**Collection entries**
□ □ □ □ □
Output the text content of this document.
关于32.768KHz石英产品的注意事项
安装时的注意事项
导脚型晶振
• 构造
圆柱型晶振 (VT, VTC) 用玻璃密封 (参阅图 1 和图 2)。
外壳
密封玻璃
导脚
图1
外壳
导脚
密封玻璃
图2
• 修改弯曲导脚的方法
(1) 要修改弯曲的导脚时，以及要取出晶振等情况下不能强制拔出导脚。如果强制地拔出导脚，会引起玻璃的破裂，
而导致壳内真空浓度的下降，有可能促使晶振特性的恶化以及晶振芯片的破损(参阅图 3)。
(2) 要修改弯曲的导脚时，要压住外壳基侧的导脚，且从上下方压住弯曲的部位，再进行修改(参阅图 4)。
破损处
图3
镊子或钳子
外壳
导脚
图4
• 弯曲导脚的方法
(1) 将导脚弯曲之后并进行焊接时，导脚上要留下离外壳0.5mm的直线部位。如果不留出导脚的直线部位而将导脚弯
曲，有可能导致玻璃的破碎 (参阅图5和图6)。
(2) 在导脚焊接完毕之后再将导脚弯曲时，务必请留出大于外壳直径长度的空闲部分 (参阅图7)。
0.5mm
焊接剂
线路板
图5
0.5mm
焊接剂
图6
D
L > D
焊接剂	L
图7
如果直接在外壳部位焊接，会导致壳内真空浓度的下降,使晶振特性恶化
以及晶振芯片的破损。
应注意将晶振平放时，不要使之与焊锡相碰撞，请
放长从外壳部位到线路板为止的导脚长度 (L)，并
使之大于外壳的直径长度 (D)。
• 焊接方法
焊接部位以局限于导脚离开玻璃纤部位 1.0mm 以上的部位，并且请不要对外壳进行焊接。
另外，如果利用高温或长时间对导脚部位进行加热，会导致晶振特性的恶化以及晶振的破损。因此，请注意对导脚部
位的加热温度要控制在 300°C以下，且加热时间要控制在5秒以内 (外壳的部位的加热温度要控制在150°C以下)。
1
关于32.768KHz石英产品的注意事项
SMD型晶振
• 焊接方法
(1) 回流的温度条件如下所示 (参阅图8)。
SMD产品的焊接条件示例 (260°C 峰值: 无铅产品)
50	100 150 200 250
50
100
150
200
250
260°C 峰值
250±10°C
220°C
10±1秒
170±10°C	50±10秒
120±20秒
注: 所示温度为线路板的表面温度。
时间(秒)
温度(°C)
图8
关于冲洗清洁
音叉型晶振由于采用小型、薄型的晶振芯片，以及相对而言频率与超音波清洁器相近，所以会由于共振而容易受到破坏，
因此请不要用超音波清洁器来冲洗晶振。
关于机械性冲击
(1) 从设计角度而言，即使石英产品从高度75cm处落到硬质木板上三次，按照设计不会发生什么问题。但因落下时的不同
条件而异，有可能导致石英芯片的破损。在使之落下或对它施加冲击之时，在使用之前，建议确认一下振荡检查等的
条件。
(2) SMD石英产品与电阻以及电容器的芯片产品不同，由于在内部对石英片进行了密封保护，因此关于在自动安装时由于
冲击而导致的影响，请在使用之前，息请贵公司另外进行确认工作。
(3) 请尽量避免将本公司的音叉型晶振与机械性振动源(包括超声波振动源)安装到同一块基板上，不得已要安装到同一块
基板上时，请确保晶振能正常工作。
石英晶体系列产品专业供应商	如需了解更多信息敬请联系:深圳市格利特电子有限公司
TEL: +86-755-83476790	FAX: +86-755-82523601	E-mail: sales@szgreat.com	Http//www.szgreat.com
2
□ □ □ □ □
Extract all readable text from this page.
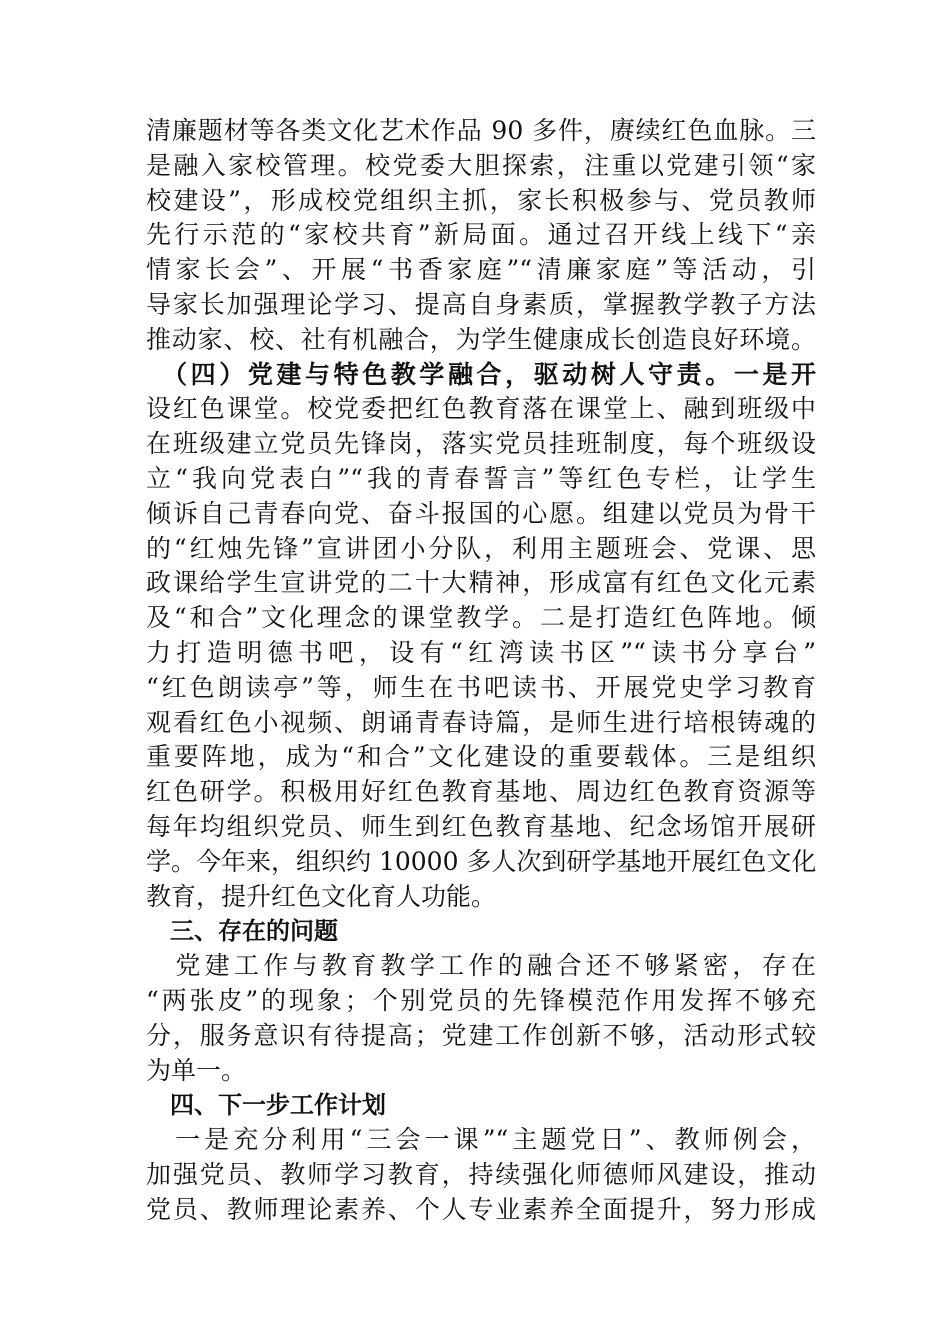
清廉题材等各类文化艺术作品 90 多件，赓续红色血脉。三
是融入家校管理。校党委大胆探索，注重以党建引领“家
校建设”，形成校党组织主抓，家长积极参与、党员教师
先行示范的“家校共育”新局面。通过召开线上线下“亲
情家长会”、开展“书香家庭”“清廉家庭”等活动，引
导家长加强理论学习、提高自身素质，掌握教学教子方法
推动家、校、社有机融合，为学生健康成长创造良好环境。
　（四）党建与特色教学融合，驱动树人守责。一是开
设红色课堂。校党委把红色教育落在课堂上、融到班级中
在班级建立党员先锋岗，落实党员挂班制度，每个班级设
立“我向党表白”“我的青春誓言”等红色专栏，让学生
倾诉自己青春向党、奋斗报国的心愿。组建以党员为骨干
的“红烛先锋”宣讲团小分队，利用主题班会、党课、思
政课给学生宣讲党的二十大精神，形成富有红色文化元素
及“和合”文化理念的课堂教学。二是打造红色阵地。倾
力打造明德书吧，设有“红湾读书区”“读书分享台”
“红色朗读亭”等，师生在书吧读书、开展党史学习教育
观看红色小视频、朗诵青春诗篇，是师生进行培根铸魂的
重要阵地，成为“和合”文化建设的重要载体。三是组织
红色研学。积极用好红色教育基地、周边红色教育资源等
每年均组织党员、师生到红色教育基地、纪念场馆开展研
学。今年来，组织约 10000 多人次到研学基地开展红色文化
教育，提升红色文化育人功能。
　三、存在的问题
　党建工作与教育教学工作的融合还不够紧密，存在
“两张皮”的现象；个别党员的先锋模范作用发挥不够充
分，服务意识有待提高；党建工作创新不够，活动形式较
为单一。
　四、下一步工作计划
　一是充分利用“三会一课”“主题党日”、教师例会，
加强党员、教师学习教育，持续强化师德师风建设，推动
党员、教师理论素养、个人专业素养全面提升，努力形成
□ □ □ □ □
**WHAT YOU ARE ASKED TO DO**
Show every line in the entries where the string "text" occurs.

**SOLUTION TO THIS EXERCISE**
Output the text content of this document.
Extract all readable text from this page.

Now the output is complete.